**WHAT IS NEEDED**
Find every line in the records below that holds the word "JSON", and copy it out.

**RECORDS FOR THIS EXERCISE**
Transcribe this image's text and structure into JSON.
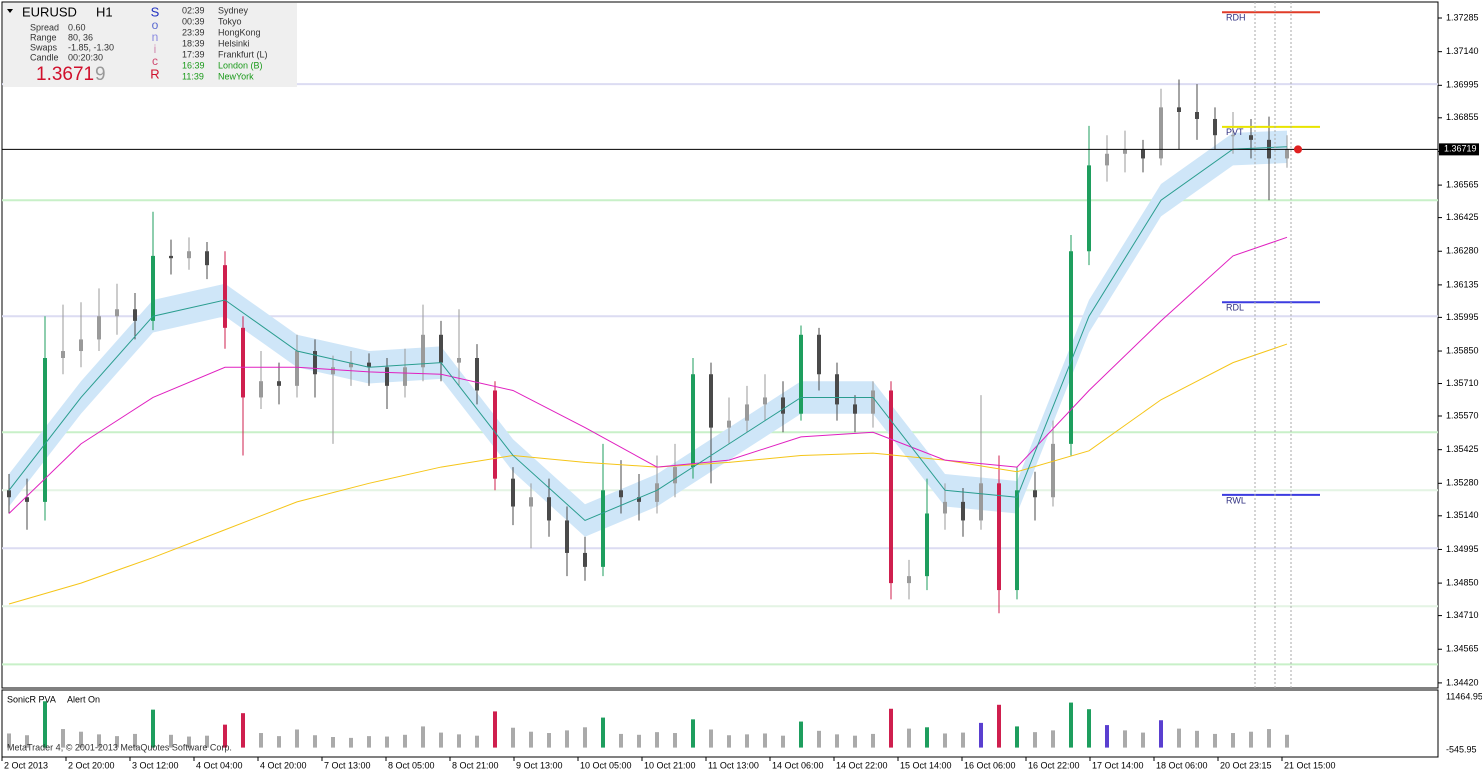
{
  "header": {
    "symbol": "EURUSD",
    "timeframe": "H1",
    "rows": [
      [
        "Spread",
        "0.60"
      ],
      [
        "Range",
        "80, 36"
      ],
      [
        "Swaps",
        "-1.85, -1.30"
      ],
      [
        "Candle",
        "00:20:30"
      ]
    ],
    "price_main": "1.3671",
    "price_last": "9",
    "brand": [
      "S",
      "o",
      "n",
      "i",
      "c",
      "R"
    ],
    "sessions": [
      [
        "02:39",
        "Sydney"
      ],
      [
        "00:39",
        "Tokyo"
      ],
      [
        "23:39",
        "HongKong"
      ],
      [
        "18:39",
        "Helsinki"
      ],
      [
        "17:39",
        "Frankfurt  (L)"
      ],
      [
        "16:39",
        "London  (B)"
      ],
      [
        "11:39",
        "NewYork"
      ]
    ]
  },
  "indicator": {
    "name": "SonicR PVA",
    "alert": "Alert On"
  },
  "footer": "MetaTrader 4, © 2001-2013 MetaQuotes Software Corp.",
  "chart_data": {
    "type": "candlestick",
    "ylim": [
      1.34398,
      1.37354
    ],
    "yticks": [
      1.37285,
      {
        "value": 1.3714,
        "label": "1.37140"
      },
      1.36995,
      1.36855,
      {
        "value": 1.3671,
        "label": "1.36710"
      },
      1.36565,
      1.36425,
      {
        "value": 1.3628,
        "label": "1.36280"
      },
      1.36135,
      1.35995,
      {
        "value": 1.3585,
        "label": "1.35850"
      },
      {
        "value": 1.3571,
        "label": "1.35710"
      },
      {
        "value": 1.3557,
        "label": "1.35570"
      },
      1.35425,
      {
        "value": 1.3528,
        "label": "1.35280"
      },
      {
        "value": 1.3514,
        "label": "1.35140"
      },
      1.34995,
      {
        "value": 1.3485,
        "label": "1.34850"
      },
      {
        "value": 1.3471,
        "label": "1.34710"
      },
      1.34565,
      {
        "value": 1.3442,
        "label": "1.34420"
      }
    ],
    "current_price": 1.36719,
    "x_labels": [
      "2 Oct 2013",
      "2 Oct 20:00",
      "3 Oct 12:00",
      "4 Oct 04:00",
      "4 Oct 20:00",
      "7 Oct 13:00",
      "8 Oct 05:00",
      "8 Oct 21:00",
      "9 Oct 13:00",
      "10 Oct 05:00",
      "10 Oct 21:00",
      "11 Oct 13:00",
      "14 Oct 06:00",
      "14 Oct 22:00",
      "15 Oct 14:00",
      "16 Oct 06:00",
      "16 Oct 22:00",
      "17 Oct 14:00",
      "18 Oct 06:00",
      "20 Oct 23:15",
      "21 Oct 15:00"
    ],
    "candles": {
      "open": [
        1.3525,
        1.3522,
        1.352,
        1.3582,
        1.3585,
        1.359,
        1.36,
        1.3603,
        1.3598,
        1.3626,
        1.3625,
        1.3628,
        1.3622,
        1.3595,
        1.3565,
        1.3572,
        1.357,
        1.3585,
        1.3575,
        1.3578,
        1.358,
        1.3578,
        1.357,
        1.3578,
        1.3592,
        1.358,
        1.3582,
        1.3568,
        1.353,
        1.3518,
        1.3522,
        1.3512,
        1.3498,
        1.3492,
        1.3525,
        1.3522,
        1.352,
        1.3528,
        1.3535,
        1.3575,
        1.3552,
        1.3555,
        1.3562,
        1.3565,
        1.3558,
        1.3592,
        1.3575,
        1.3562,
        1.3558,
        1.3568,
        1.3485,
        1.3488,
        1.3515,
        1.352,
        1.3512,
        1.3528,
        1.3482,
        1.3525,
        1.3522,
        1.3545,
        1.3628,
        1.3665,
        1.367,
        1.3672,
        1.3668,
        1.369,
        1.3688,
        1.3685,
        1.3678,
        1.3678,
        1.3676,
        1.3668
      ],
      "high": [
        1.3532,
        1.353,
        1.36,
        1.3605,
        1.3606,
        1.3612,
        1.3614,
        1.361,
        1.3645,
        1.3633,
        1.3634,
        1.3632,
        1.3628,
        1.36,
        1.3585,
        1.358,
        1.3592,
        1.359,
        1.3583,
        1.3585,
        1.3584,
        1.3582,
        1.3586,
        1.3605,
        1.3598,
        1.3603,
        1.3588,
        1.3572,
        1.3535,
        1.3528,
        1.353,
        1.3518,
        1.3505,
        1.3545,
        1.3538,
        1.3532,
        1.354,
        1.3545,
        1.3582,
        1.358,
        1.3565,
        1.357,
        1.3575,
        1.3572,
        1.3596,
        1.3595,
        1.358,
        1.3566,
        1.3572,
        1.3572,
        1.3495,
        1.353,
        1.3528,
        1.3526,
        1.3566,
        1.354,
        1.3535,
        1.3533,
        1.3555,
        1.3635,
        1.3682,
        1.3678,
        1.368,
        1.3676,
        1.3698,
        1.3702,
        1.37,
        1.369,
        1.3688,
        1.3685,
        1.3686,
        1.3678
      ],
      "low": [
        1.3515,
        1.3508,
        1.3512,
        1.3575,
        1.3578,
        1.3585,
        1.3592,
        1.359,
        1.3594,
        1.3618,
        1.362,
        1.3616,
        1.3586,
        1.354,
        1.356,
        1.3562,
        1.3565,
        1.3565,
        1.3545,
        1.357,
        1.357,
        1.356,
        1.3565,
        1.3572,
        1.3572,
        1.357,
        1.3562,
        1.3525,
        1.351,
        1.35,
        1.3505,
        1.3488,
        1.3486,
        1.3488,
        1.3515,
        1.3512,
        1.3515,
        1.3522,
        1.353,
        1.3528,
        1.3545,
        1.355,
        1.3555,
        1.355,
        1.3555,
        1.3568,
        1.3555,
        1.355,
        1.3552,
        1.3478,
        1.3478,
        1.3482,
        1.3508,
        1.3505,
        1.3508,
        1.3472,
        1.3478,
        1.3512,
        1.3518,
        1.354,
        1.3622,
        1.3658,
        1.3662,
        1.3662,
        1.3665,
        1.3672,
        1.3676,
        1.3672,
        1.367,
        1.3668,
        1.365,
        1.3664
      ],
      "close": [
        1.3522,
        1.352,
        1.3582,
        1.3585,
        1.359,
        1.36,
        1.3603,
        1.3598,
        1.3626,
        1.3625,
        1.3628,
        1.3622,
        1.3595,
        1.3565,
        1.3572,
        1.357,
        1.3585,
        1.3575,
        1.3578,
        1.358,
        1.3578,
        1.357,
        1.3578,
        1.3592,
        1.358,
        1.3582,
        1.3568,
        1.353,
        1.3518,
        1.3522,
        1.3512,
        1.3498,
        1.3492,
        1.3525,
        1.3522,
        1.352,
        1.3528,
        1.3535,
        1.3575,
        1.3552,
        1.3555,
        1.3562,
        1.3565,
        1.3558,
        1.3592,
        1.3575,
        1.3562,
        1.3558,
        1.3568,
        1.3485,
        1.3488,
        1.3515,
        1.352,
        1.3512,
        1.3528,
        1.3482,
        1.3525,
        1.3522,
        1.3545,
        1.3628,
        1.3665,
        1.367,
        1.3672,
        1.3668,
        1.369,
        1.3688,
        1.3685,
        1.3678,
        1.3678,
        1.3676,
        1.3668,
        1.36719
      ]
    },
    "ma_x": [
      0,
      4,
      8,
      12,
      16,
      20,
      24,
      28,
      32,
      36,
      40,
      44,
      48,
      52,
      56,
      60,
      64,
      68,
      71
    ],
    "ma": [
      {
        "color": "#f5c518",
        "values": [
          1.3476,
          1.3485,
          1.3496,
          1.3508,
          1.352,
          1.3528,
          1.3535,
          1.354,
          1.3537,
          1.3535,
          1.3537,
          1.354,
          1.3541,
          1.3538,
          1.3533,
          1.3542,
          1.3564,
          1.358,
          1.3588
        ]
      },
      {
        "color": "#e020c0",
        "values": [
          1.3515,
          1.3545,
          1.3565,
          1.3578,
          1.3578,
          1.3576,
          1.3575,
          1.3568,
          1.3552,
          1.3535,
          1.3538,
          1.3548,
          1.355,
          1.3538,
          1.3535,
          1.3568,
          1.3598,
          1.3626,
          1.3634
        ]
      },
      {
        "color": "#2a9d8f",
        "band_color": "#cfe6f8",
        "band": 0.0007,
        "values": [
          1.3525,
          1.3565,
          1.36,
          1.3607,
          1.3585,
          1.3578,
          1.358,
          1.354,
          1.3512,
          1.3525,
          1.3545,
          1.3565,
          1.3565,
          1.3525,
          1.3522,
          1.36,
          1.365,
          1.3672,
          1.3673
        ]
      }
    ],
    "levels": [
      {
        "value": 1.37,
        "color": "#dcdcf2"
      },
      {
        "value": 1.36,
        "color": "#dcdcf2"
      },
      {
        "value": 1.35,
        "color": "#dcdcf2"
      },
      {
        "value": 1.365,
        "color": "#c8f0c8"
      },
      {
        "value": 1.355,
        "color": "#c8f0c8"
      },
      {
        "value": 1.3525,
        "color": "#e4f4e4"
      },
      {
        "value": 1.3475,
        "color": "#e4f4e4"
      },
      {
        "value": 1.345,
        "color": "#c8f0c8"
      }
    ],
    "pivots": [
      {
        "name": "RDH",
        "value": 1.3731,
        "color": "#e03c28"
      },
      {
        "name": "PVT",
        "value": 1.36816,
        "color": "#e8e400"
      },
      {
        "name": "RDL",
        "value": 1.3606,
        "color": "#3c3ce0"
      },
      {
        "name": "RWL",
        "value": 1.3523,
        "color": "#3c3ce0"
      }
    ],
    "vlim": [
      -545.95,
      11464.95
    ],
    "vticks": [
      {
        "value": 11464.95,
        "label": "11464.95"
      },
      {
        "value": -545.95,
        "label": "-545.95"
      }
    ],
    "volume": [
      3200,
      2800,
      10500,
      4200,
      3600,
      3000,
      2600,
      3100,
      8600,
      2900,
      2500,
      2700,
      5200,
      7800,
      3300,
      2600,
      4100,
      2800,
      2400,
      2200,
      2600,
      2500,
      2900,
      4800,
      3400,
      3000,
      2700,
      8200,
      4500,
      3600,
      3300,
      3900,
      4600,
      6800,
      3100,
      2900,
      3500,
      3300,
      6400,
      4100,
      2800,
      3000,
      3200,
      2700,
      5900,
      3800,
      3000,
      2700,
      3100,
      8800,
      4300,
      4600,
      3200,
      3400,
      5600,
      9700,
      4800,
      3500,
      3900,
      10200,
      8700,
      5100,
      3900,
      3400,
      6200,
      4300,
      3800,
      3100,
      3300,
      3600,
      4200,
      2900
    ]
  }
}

* * *

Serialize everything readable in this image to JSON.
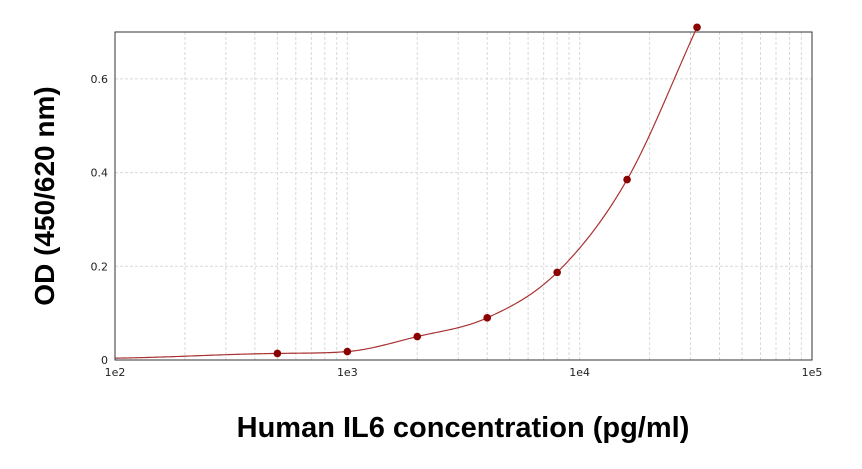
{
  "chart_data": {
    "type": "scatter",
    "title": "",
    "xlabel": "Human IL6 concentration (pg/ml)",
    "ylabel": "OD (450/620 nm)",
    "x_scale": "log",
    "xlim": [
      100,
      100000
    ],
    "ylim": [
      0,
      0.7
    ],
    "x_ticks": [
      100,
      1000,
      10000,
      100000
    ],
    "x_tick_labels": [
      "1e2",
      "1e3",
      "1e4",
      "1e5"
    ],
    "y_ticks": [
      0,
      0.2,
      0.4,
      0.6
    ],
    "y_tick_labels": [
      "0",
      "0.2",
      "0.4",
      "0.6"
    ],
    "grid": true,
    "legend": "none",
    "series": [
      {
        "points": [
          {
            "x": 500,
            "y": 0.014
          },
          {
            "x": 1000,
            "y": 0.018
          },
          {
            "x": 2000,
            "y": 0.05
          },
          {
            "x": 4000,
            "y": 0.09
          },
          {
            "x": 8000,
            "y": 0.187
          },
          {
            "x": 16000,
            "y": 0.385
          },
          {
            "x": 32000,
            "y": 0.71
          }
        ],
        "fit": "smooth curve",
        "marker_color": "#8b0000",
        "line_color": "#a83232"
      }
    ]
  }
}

**WRITTEN SOLUTION**
Transcribe this image's text and structure into JSON.
Serialize everything readable in this image to JSON.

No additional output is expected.